Records for processing:
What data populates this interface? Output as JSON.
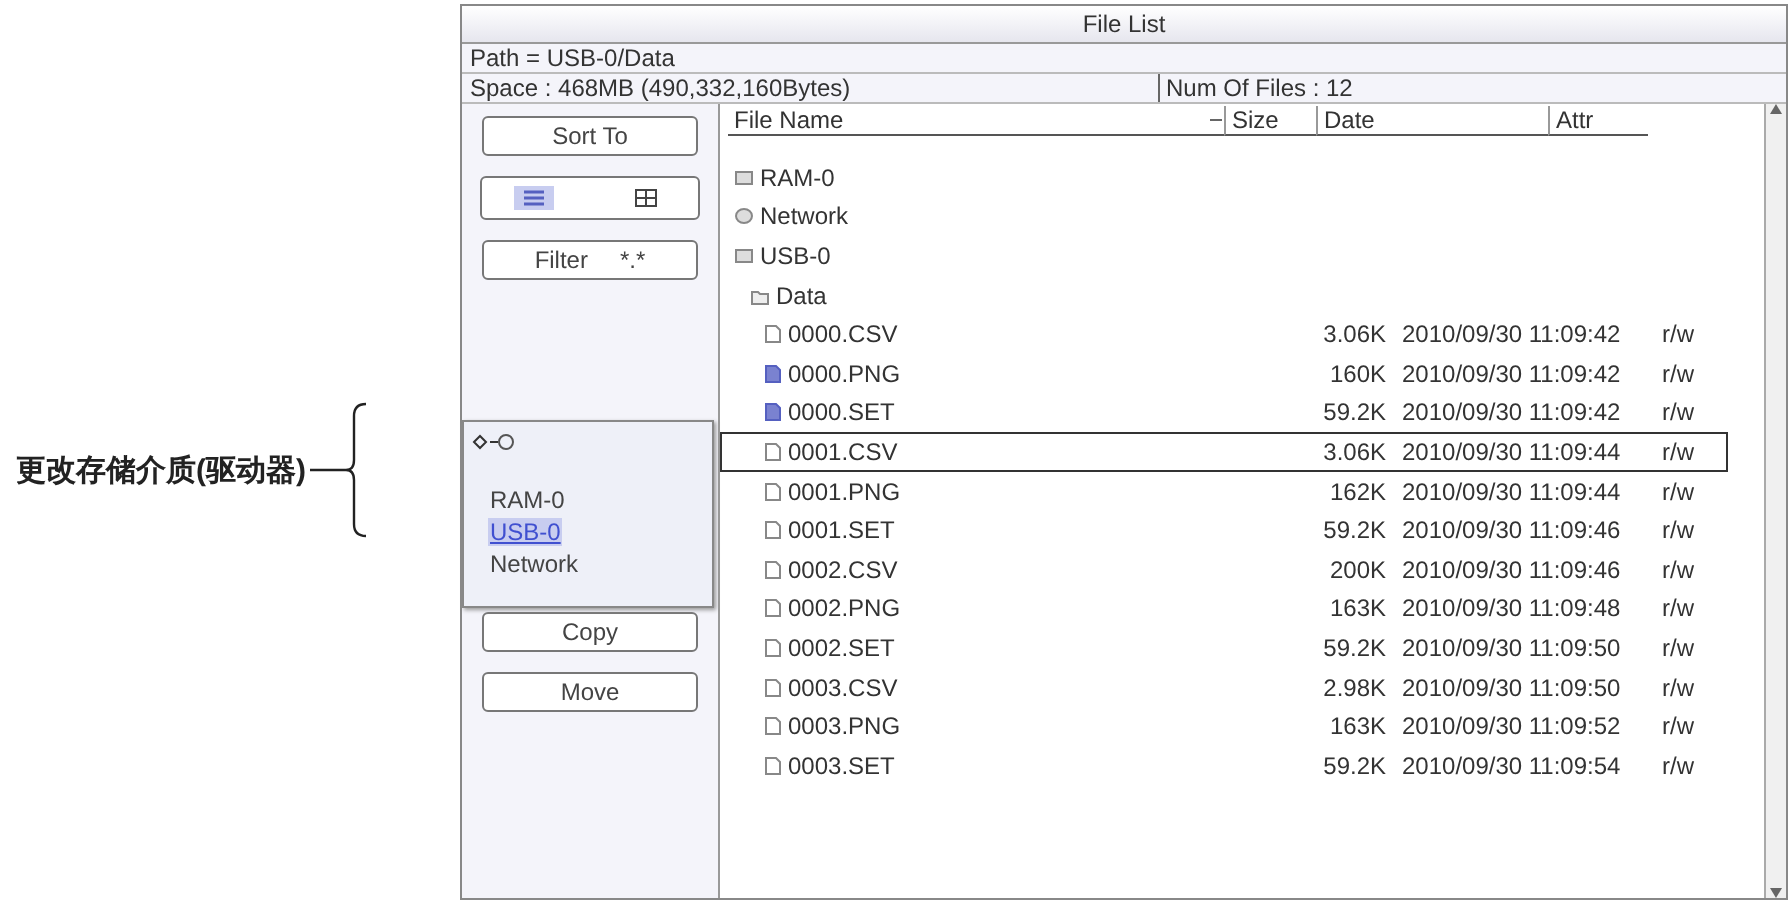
{
  "annotation": {
    "label": "更改存储介质(驱动器)"
  },
  "window": {
    "title": "File List"
  },
  "info": {
    "path": "Path = USB-0/Data",
    "space": "Space : 468MB (490,332,160Bytes)",
    "num_files": "Num Of Files : 12"
  },
  "sidebar": {
    "sort_button": "Sort To",
    "views": [
      {
        "kind": "list",
        "selected": true
      },
      {
        "kind": "grid",
        "selected": false
      }
    ],
    "filter": {
      "label": "Filter",
      "value": "*.*"
    },
    "drive_menu": [
      {
        "label": "RAM-0",
        "selected": false
      },
      {
        "label": "USB-0",
        "selected": true
      },
      {
        "label": "Network",
        "selected": false
      }
    ],
    "buttons": [
      "Copy",
      "Move"
    ]
  },
  "table": {
    "columns": [
      "File Name",
      "Size",
      "Date",
      "Attr"
    ],
    "rows": [
      {
        "kind": "drive",
        "name": "RAM-0",
        "selected": false
      },
      {
        "kind": "network",
        "name": "Network",
        "selected": false
      },
      {
        "kind": "drive",
        "name": "USB-0",
        "selected": false
      },
      {
        "kind": "folder",
        "name": "Data",
        "selected": false
      },
      {
        "kind": "file",
        "name": "0000.CSV",
        "size": "3.06K",
        "date": "2010/09/30 11:09:42",
        "attr": "r/w",
        "selected": false
      },
      {
        "kind": "image",
        "name": "0000.PNG",
        "size": "160K",
        "date": "2010/09/30 11:09:42",
        "attr": "r/w",
        "selected": false
      },
      {
        "kind": "image",
        "name": "0000.SET",
        "size": "59.2K",
        "date": "2010/09/30 11:09:42",
        "attr": "r/w",
        "selected": false
      },
      {
        "kind": "file",
        "name": "0001.CSV",
        "size": "3.06K",
        "date": "2010/09/30 11:09:44",
        "attr": "r/w",
        "selected": true
      },
      {
        "kind": "file",
        "name": "0001.PNG",
        "size": "162K",
        "date": "2010/09/30 11:09:44",
        "attr": "r/w",
        "selected": false
      },
      {
        "kind": "file",
        "name": "0001.SET",
        "size": "59.2K",
        "date": "2010/09/30 11:09:46",
        "attr": "r/w",
        "selected": false
      },
      {
        "kind": "file",
        "name": "0002.CSV",
        "size": "200K",
        "date": "2010/09/30 11:09:46",
        "attr": "r/w",
        "selected": false
      },
      {
        "kind": "file",
        "name": "0002.PNG",
        "size": "163K",
        "date": "2010/09/30 11:09:48",
        "attr": "r/w",
        "selected": false
      },
      {
        "kind": "file",
        "name": "0002.SET",
        "size": "59.2K",
        "date": "2010/09/30 11:09:50",
        "attr": "r/w",
        "selected": false
      },
      {
        "kind": "file",
        "name": "0003.CSV",
        "size": "2.98K",
        "date": "2010/09/30 11:09:50",
        "attr": "r/w",
        "selected": false
      },
      {
        "kind": "file",
        "name": "0003.PNG",
        "size": "163K",
        "date": "2010/09/30 11:09:52",
        "attr": "r/w",
        "selected": false
      },
      {
        "kind": "file",
        "name": "0003.SET",
        "size": "59.2K",
        "date": "2010/09/30 11:09:54",
        "attr": "r/w",
        "selected": false
      }
    ]
  }
}
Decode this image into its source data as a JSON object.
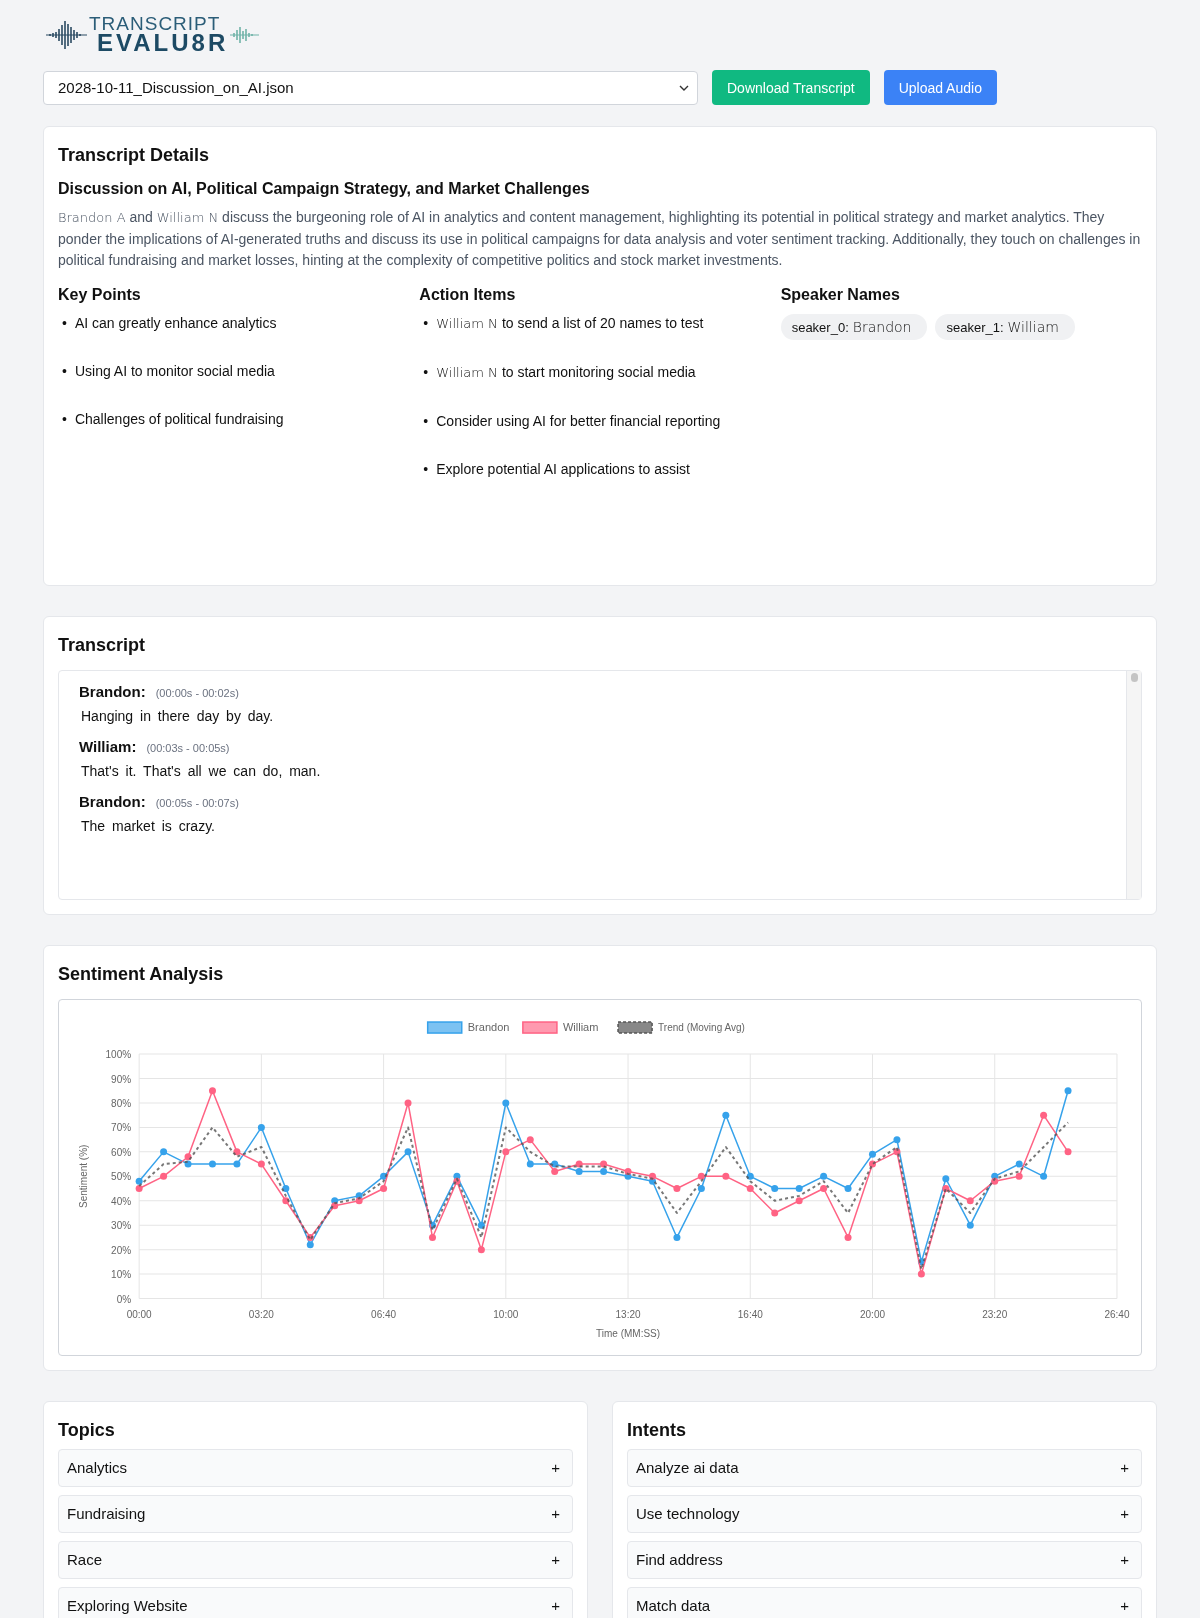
{
  "logo": {
    "line_1": "TRANSCRIPT",
    "line_2": "EVALU8R"
  },
  "file_select": {
    "value": "2028-10-11_Discussion_on_AI.json"
  },
  "buttons": [
    {
      "label": "Download Transcript",
      "kind": "download"
    },
    {
      "label": "Upload Audio",
      "kind": "upload"
    }
  ],
  "details": {
    "heading": "Transcript Details",
    "title": "Discussion on AI, Political Campaign Strategy, and Market Challenges",
    "summary": [
      {
        "text": "Brandon A",
        "kind": "name"
      },
      {
        "text": " and ",
        "kind": "plain"
      },
      {
        "text": "William N",
        "kind": "name"
      },
      {
        "text": " discuss the burgeoning role of AI in analytics and content management, highlighting its potential in political strategy and market analytics. They ponder the implications of AI-generated truths and discuss its use in political campaigns for data analysis and voter sentiment tracking. Additionally, they touch on challenges in political fundraising and market losses, hinting at the complexity of competitive politics and stock market investments.",
        "kind": "plain"
      }
    ],
    "key_points": {
      "heading": "Key Points",
      "items": [
        {
          "bullet": "•",
          "text": "AI can greatly enhance analytics"
        },
        {
          "bullet": "•",
          "text": "Using AI to monitor social media"
        },
        {
          "bullet": "•",
          "text": "Challenges of political fundraising"
        }
      ]
    },
    "action_items": {
      "heading": "Action Items",
      "items": [
        {
          "bullet": "•",
          "segments": [
            {
              "text": "William N ",
              "kind": "name"
            },
            {
              "text": " to send a list of 20 names to test",
              "kind": "plain"
            }
          ]
        },
        {
          "bullet": "•",
          "segments": [
            {
              "text": "William N ",
              "kind": "name"
            },
            {
              "text": " to start monitoring social media",
              "kind": "plain"
            }
          ]
        },
        {
          "bullet": "•",
          "segments": [
            {
              "text": "Consider using AI for better financial reporting",
              "kind": "plain"
            }
          ]
        },
        {
          "bullet": "•",
          "segments": [
            {
              "text": "Explore potential AI applications to assist",
              "kind": "plain"
            }
          ]
        }
      ]
    },
    "speaker_names": {
      "heading": "Speaker Names",
      "items": [
        {
          "id": "seaker_0:",
          "name": "Brandon"
        },
        {
          "id": "seaker_1:",
          "name": "William"
        }
      ]
    }
  },
  "transcript": {
    "heading": "Transcript",
    "entries": [
      {
        "speaker": "Brandon:",
        "time": "(00:00s - 00:02s)",
        "text": "Hanging in there day by day."
      },
      {
        "speaker": "William:",
        "time": "(00:03s - 00:05s)",
        "text": "That's it. That's all we can do, man."
      },
      {
        "speaker": "Brandon:",
        "time": "(00:05s - 00:07s)",
        "text": "The market is crazy."
      }
    ]
  },
  "sentiment": {
    "heading": "Sentiment Analysis",
    "chart_data": {
      "type": "line",
      "grid": true,
      "legend": true,
      "xlabel": "Time (MM:SS)",
      "ylabel": "Sentiment (%)",
      "x": [
        0,
        40,
        80,
        120,
        160,
        200,
        240,
        280,
        320,
        360,
        400,
        440,
        480,
        520,
        560,
        600,
        640,
        680,
        720,
        760,
        800,
        840,
        880,
        920,
        960,
        1000,
        1040,
        1080,
        1120,
        1160,
        1200,
        1240,
        1280,
        1320,
        1360,
        1400,
        1440,
        1480,
        1520
      ],
      "series": [
        {
          "name": "Brandon",
          "color": "#36a2eb",
          "marker": "circle",
          "line_style": "solid",
          "values": [
            48,
            60,
            55,
            55,
            55,
            70,
            45,
            22,
            40,
            42,
            50,
            60,
            30,
            50,
            30,
            80,
            55,
            55,
            52,
            52,
            50,
            48,
            25,
            45,
            75,
            50,
            45,
            45,
            50,
            45,
            59,
            65,
            15,
            49,
            30,
            50,
            55,
            50,
            85
          ]
        },
        {
          "name": "William",
          "color": "#ff6384",
          "marker": "circle",
          "line_style": "solid",
          "values": [
            45,
            50,
            58,
            85,
            60,
            55,
            40,
            25,
            38,
            40,
            45,
            80,
            25,
            48,
            20,
            60,
            65,
            52,
            55,
            55,
            52,
            50,
            45,
            50,
            50,
            45,
            35,
            40,
            45,
            25,
            55,
            60,
            10,
            45,
            40,
            48,
            50,
            75,
            60
          ]
        },
        {
          "name": "Trend (Moving Avg)",
          "color": "#555555",
          "marker": "none",
          "line_style": "dashed",
          "values": [
            46,
            55,
            56,
            70,
            58,
            62,
            42,
            24,
            39,
            41,
            48,
            70,
            28,
            49,
            25,
            70,
            60,
            54,
            54,
            54,
            51,
            49,
            35,
            48,
            62,
            48,
            40,
            42,
            48,
            35,
            55,
            62,
            12,
            45,
            35,
            49,
            52,
            62,
            72
          ]
        }
      ],
      "xlim": [
        0,
        1600
      ],
      "ylim": [
        0,
        100
      ],
      "xticks": [
        {
          "value": 0,
          "label": "00:00"
        },
        {
          "value": 200,
          "label": "03:20"
        },
        {
          "value": 400,
          "label": "06:40"
        },
        {
          "value": 600,
          "label": "10:00"
        },
        {
          "value": 800,
          "label": "13:20"
        },
        {
          "value": 1000,
          "label": "16:40"
        },
        {
          "value": 1200,
          "label": "20:00"
        },
        {
          "value": 1400,
          "label": "23:20"
        },
        {
          "value": 1600,
          "label": "26:40"
        }
      ],
      "yticks": [
        {
          "value": 0,
          "label": "0%"
        },
        {
          "value": 10,
          "label": "10%"
        },
        {
          "value": 20,
          "label": "20%"
        },
        {
          "value": 30,
          "label": "30%"
        },
        {
          "value": 40,
          "label": "40%"
        },
        {
          "value": 50,
          "label": "50%"
        },
        {
          "value": 60,
          "label": "60%"
        },
        {
          "value": 70,
          "label": "70%"
        },
        {
          "value": 80,
          "label": "80%"
        },
        {
          "value": 90,
          "label": "90%"
        },
        {
          "value": 100,
          "label": "100%"
        }
      ]
    }
  },
  "topics": {
    "heading": "Topics",
    "items": [
      {
        "label": "Analytics",
        "toggle": "+"
      },
      {
        "label": "Fundraising",
        "toggle": "+"
      },
      {
        "label": "Race",
        "toggle": "+"
      },
      {
        "label": "Exploring Website",
        "toggle": "+"
      }
    ]
  },
  "intents": {
    "heading": "Intents",
    "items": [
      {
        "label": "Analyze ai data",
        "toggle": "+"
      },
      {
        "label": "Use technology",
        "toggle": "+"
      },
      {
        "label": "Find address",
        "toggle": "+"
      },
      {
        "label": "Match data",
        "toggle": "+"
      }
    ]
  }
}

What is required: Only lines with the word "this" are wanted, so copy each one from the records.

Written response:
What data populates this interface? Output as JSON.
Decode this image into its source data as a JSON object.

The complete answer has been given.